Po meczu długo rozmawiamy, najpierw z kapitanem, później z trenerem. Coraz mniej nadziei na lepszą przyszłość – szkoda.

Tak się składa, że pojechaliśmy z człowiekiem odpowiedzialnym za oficjalną stronę. Dowiedzieliśmy się jak to funkcjonuje, na jakich zasadach i takie tam. Zwróciłem uwagę na to, że ta praca w większości idzie na marne. Przyznał mi rację, że przykre jest to, że jedzie za drużyną, robi zdjęcia, pisze relację, po czym przyjeżdża do Skarżyska i widzi, że na wszystkich portalach łącznie z echem relacja dawno jest. Kto w związku z tym przeczyta relację na oficjalnej? Kto zobaczy reklamy naszych partnerów? Ilu klub pozbywa się w ten sposób odsłon?
Podałem prostą receptę. Na wyjazdach preferowani są ci, którym chce się ruszyć dupy. Komu się nie chce, ma czekać. Trener i zawodnicy mają obowiązek udzielenia wywiadu na oficjalną jeśli tylko redaktor o to poprosi. Dla innych redakcji trener może co najwyżej przekazać czytelną formułkę: „Dzień dobry, 0:1 w plecy, po więcej informacji zapraszam za kilka godzin na stronę oficjalną, do widzenia”. Zawodnicy dla innych redakcji mogą się wypowiadać dopiero na następny dzień po meczu. Oczywiście chodzi o wypowiedzi telefoniczne czy internetowe, bo jeśli któraś ze skarżyskich czy innych świętokrzyskich stron podąży za Granatem i będzie chciała komentarz pomeczowy, to jej się powinien należeć.
Do tego internet, najlepiej LTE, koszt teraz gdzieś 30 zł za 10GB na miesiąc czyli spokojnie wystarczy. Dwa krótkie wywiady i zdjęcia, które nawet bez obróbki mogą się spokojnie znaleźć na stronie, nie dalej niż pół godziny po meczu.

--

● **Do zrobienia**:
- a) Streść w kilku zdaniach akapit artykułu zaczynający się od słów „Podałem prostą receptę”. Zachowaj jego najważniejsze fakty.
- b) Napisz dalszy ciąg artykułu o pracy przy oficjalnej stronie klubu, zaczynając od miejsca, w którym tekst się kończy.

--

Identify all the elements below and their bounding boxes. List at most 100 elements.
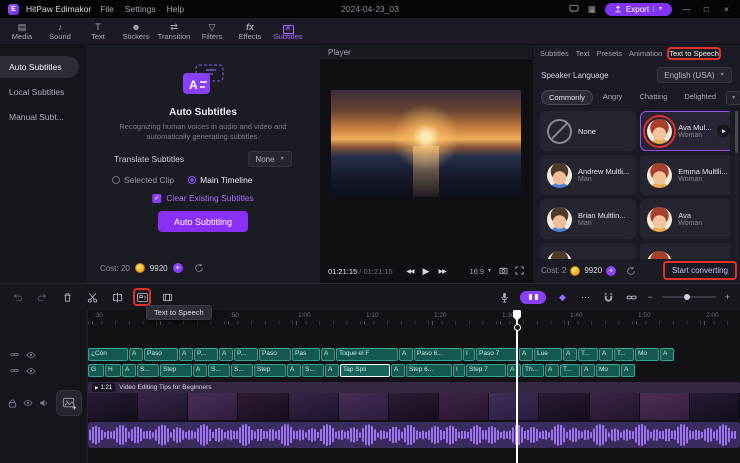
scissors-icon[interactable] [85, 290, 99, 304]
undo-icon[interactable] [10, 290, 24, 304]
speaker-language-dropdown[interactable]: English (USA)▼ [657, 67, 732, 83]
menu-settings[interactable]: Settings [123, 4, 158, 14]
magnet-icon[interactable] [601, 290, 615, 304]
track-link-icon[interactable] [10, 350, 19, 361]
sidebar-item-auto-subtitles[interactable]: Auto Subtitles [0, 56, 79, 78]
subtitle-clip[interactable]: A [287, 364, 301, 377]
subtitle-clip[interactable]: Step 6... [406, 364, 452, 377]
subtitle-clip[interactable]: Lue [534, 348, 562, 361]
start-converting-button[interactable]: Start converting [665, 263, 735, 278]
subtitle-clip[interactable]: S... [137, 364, 159, 377]
subtitle-clip[interactable]: Paso [144, 348, 178, 361]
text-to-speech-icon[interactable] [135, 290, 149, 304]
subtitle-clip[interactable]: I [463, 348, 475, 361]
track-visibility-icon[interactable] [26, 351, 36, 361]
speaker-card-ava-mul[interactable]: Ava Mul...Woman▶ [640, 111, 730, 151]
subtitle-clip[interactable]: S... [208, 364, 230, 377]
subtitle-clip[interactable]: Mo [635, 348, 659, 361]
translate-dropdown[interactable]: None▼ [248, 151, 292, 167]
subtitle-clip[interactable]: S... [302, 364, 324, 377]
subtitle-clip[interactable]: A [391, 364, 405, 377]
subtitle-clip[interactable]: T... [578, 348, 598, 361]
speaker-card-ava[interactable]: AvaWoman [640, 199, 730, 239]
tab-subtitles[interactable]: Subtitles [540, 49, 569, 58]
category-expand-icon[interactable]: ▼ [726, 91, 740, 105]
link-icon[interactable] [624, 290, 638, 304]
tab-effects[interactable]: fxEffects [231, 18, 269, 44]
subtitle-clip[interactable]: Paso 6... [414, 348, 462, 361]
category-chatting[interactable]: Chatting [632, 90, 674, 105]
subtitle-clip[interactable]: A [621, 364, 635, 377]
speaker-card-andrew[interactable]: Andrew [540, 243, 636, 259]
track-mute-icon[interactable] [39, 398, 49, 410]
speaker-card-none[interactable]: None [540, 111, 636, 151]
microphone-icon[interactable] [497, 290, 511, 304]
category-delighted[interactable]: Delighted [677, 90, 723, 105]
subtitle-clip[interactable]: A [321, 348, 335, 361]
track-visibility-icon[interactable] [26, 367, 36, 377]
video-track[interactable]: ▶1:21 Video Editing Tips for Beginners [88, 382, 740, 420]
subtitle-clip[interactable]: A [129, 348, 143, 361]
subtitle-clip[interactable]: G [88, 364, 104, 377]
sidebar-item-local-subtitles[interactable]: Local Subtitles [0, 81, 79, 103]
speaker-card-brian-multlin[interactable]: Brian Multlin...Man [540, 199, 636, 239]
feedback-icon[interactable] [569, 4, 579, 14]
subtitle-clip[interactable]: P... [234, 348, 258, 361]
tab-filters[interactable]: ▽Filters [193, 18, 231, 44]
subtitle-clip[interactable]: Tap Spli [340, 364, 390, 377]
audio-track[interactable] [88, 422, 740, 448]
preview-play-icon[interactable]: ▶ [717, 125, 730, 138]
subtitle-clip[interactable]: S... [231, 364, 253, 377]
subtitle-clip[interactable]: Paso [259, 348, 291, 361]
add-media-button[interactable] [56, 390, 82, 416]
subtitle-clip[interactable]: Paso 7 [476, 348, 518, 361]
tab-text[interactable]: Text [576, 49, 590, 58]
subtitle-clip[interactable]: A [545, 364, 559, 377]
menu-file[interactable]: File [98, 4, 116, 14]
tab-transition[interactable]: ⇄Transition [155, 18, 193, 44]
track-lock-icon[interactable] [8, 399, 17, 410]
refresh-icon[interactable] [626, 266, 636, 276]
record-toggle[interactable] [520, 291, 546, 304]
subtitle-clip[interactable]: T... [614, 348, 634, 361]
speaker-card-andrew-multli[interactable]: Andrew Multli...Man [540, 155, 636, 195]
subtitle-clip[interactable]: A [563, 348, 577, 361]
split-icon[interactable] [110, 290, 124, 304]
tab-text-to-speech[interactable]: Text to Speech [669, 49, 719, 58]
tab-text[interactable]: TText [79, 18, 117, 44]
export-button[interactable]: Export ▼ [605, 3, 672, 16]
previous-frame-button[interactable]: ◀◀ [406, 268, 413, 275]
subtitle-clip[interactable]: Toque el F [336, 348, 398, 361]
auto-subtitling-button[interactable]: Auto Subtitling [158, 211, 248, 232]
subtitle-clip[interactable]: A [660, 348, 674, 361]
menu-help[interactable]: Help [165, 4, 186, 14]
trash-icon[interactable] [60, 290, 74, 304]
subtitle-clip[interactable]: A [507, 364, 521, 377]
category-commonly[interactable]: Commonly [541, 90, 593, 105]
speaker-card-emma[interactable]: Emma [640, 243, 730, 259]
sidebar-item-manual-subt[interactable]: Manual Subt... [0, 106, 79, 128]
radio-main-timeline[interactable]: Main Timeline [188, 175, 252, 185]
subtitle-clip[interactable]: A [399, 348, 413, 361]
subtitle-clip[interactable]: A [179, 348, 193, 361]
track-visibility-icon[interactable] [23, 399, 33, 409]
minimize-button[interactable]: — [681, 4, 692, 14]
radio-selected-clip[interactable]: Selected Clip [112, 175, 174, 185]
subtitle-clip[interactable]: Pas [292, 348, 320, 361]
subtitle-clip[interactable]: P... [194, 348, 218, 361]
subtitle-clip[interactable]: Th... [522, 364, 544, 377]
freeze-frame-icon[interactable] [160, 290, 174, 304]
tab-stickers[interactable]: ☻Stickers [117, 18, 155, 44]
subtitle-clip[interactable]: H [105, 364, 121, 377]
tab-subtitles[interactable]: ASubtitles [269, 18, 307, 44]
tab-presets[interactable]: Presets [597, 49, 622, 58]
keyframe-icon[interactable]: ◆ [555, 290, 569, 304]
subtitle-clip[interactable]: A [219, 348, 233, 361]
subtitle-clip[interactable]: Step [160, 364, 192, 377]
subtitle-clip[interactable]: A [599, 348, 613, 361]
tab-sound[interactable]: ♪Sound [41, 18, 79, 44]
add-coins-button[interactable]: + [173, 263, 183, 273]
track-link-icon[interactable] [10, 366, 19, 377]
tab-animation[interactable]: Animation [629, 49, 662, 58]
clear-existing-checkbox[interactable]: ✓ Clear Existing Subtitles [152, 193, 253, 203]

--

● **Odpowiedzi do zadań**:
- a) Na wyjazdach pierwszeństwo mają ci, którym chce się pojechać, a pozostali muszą czekać. Trener i zawodnicy mają obowiązek udzielić wywiadu stronie oficjalnej, jeśli redaktor o to poprosi. Innym redakcjom trener może przekazać jedynie krótką formułkę z wynikiem i zaproszeniem na stronę oficjalną za kilka godzin. Zawodnicy mogą rozmawiać z innymi redakcjami dopiero następnego dnia po meczu. Zasada dotyczy wypowiedzi telefonicznych i internetowych. Strona ze Skarżyska lub z innej części regionu świętokrzyskiego, która pojedzie za Granatem, powinna dostać komentarz pomeczowy.

- b)
Inaczej tego nie widzę, bo tak jak jest teraz, to jest sranie we własne gniazdo i robienia chłopaka, który się tym zajmuje, w wała.

Zakończę, a jakże, po amatorsku.

Poważna to jest liga? Chuja poważna. Przed serią wyjazdów mieliśmy trzecie miejsce i pięć punktów straty. Trzy razy w dupę, a straty mamy... punktów siedem. Gdyby nie to, że do niczego nam się to nie przyda, to powiedziałbym, że tutaj jeszcze wszystko się może zdarzyć.


Wszyscy na Łysicę!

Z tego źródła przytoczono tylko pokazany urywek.